For the seventh year in a row, Suburban Orthodox Congregation will play host to Shabbat Across America, a multidenominational celebration of Shabbat set to take place March 7.
“The goal really is a very simple one,” said Suburban’s Rabbi Shmuel Silber, “to achieve a togetherness within our community.”
The event will kick off just after 5 p.m. with a candle lighting followed by prayers and a Shabbat dinner featuring prime rib and chicken, in addition to more traditional options.
“I think one of the greatest challenges that we face as a people is there are so many issues that divide us, [we] also have a preoccupation with labels,” explained Silber. “The truth is, the one unifying experience is Shabbos. We may celebrate it differently, we may observe it differently, but we all try to expand upon the beauty that it is to our lives.”
Although the event is free, organizers request that those who wish to attend register ahead of time. Space at the synagogue is limited, and attendance usually reaches maximum capacity, said Silber. In addition to a cross section of the Baltimore Jewish community, in the past the event has also attracted people from places as far as Gaithersburg and Frederick.

**What you should do**
Echo the whole article about Shabbat Across America word for word. Rely only on the article about Shabbat Across America.

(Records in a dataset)
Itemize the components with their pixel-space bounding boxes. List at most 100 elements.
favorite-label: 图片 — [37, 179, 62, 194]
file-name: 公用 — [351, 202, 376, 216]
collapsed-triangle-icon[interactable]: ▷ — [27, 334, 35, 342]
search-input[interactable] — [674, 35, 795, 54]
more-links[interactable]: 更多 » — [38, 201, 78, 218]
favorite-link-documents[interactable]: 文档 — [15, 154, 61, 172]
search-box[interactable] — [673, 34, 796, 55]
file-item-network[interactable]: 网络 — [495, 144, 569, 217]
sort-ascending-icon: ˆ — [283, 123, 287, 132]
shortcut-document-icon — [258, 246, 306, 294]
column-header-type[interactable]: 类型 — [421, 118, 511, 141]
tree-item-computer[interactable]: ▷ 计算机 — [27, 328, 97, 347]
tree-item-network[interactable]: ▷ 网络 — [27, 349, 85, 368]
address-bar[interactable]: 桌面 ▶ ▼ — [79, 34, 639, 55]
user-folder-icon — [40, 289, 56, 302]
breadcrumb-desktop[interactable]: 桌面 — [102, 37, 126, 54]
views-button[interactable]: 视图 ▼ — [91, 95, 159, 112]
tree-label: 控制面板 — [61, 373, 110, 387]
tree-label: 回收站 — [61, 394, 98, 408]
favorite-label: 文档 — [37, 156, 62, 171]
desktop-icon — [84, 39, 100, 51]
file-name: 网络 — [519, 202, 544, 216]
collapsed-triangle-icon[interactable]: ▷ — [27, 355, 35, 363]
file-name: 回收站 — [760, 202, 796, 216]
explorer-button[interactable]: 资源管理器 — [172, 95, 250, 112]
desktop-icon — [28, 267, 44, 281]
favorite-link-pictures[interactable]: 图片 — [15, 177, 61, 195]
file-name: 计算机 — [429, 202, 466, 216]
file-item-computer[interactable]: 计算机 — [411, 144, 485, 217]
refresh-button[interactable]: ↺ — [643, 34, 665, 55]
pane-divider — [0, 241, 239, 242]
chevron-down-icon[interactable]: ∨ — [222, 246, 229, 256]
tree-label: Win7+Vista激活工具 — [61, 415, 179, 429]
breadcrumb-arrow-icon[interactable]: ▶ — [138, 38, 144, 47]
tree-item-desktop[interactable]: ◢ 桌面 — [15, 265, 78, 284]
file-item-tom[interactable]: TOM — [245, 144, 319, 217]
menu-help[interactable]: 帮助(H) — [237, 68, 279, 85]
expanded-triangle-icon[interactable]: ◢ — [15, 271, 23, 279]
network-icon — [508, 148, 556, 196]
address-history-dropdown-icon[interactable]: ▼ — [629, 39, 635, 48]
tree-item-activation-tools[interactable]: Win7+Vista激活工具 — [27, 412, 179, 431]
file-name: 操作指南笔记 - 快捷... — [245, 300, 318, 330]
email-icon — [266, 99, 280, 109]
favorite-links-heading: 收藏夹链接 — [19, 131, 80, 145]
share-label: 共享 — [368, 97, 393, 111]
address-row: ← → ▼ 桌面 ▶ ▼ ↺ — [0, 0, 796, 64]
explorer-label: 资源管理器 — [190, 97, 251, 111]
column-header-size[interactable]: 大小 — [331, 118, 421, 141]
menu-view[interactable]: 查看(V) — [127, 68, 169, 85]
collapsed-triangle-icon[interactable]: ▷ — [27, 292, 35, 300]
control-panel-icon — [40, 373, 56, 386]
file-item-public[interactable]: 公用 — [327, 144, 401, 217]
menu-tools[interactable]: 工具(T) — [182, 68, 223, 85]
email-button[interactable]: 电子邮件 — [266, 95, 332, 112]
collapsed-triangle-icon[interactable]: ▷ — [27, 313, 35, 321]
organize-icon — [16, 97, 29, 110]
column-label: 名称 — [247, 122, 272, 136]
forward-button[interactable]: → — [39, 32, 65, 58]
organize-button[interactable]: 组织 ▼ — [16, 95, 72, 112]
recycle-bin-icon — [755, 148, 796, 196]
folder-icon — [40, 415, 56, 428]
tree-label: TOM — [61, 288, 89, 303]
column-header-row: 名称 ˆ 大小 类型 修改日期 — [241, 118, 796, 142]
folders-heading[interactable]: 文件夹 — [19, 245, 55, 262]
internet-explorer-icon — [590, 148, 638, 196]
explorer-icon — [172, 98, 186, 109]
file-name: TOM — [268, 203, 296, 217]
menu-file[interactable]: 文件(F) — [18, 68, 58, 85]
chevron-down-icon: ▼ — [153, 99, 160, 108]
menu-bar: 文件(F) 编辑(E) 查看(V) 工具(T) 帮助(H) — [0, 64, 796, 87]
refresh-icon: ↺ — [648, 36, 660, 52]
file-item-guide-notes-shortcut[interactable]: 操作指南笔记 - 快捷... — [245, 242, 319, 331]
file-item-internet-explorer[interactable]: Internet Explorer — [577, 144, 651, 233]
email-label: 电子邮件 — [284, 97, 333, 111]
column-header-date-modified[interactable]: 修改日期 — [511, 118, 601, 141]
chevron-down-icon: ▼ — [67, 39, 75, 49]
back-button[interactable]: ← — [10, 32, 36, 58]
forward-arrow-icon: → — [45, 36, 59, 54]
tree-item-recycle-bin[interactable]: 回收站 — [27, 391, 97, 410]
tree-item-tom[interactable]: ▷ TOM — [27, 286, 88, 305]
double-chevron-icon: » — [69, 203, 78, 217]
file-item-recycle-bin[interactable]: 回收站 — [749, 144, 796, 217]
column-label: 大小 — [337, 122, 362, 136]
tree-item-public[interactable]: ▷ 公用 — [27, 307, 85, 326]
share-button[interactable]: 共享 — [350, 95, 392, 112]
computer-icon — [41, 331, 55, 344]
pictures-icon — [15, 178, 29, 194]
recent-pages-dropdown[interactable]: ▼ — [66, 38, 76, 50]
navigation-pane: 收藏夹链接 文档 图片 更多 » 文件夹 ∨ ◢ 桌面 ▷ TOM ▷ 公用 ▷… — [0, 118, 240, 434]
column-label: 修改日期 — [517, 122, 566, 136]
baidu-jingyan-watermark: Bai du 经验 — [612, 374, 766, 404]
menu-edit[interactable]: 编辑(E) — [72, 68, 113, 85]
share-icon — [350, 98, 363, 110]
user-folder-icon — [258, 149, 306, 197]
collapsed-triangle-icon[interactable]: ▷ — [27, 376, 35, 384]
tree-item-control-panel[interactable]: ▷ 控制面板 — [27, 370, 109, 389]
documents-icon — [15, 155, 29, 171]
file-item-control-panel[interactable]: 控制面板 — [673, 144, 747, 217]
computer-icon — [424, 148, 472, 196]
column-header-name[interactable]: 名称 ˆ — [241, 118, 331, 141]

**Response**
For the seventh year in a row, Suburban Orthodox Congregation will play host to Shabbat Across America, a multidenominational celebration of Shabbat set to take place March 7.
“The goal really is a very simple one,” said Suburban’s Rabbi Shmuel Silber, “to achieve a togetherness within our community.”
The event will kick off just after 5 p.m. with a candle lighting followed by prayers and a Shabbat dinner featuring prime rib and chicken, in addition to more traditional options.
“I think one of the greatest challenges that we face as a people is there are so many issues that divide us, [we] also have a preoccupation with labels,” explained Silber. “The truth is, the one unifying experience is Shabbos. We may celebrate it differently, we may observe it differently, but we all try to expand upon the beauty that it is to our lives.”
Although the event is free, organizers request that those who wish to attend register ahead of time. Space at the synagogue is limited, and attendance usually reaches maximum capacity, said Silber. In addition to a cross section of the Baltimore Jewish community, in the past the event has also attracted people from places as far as Gaithersburg and Frederick.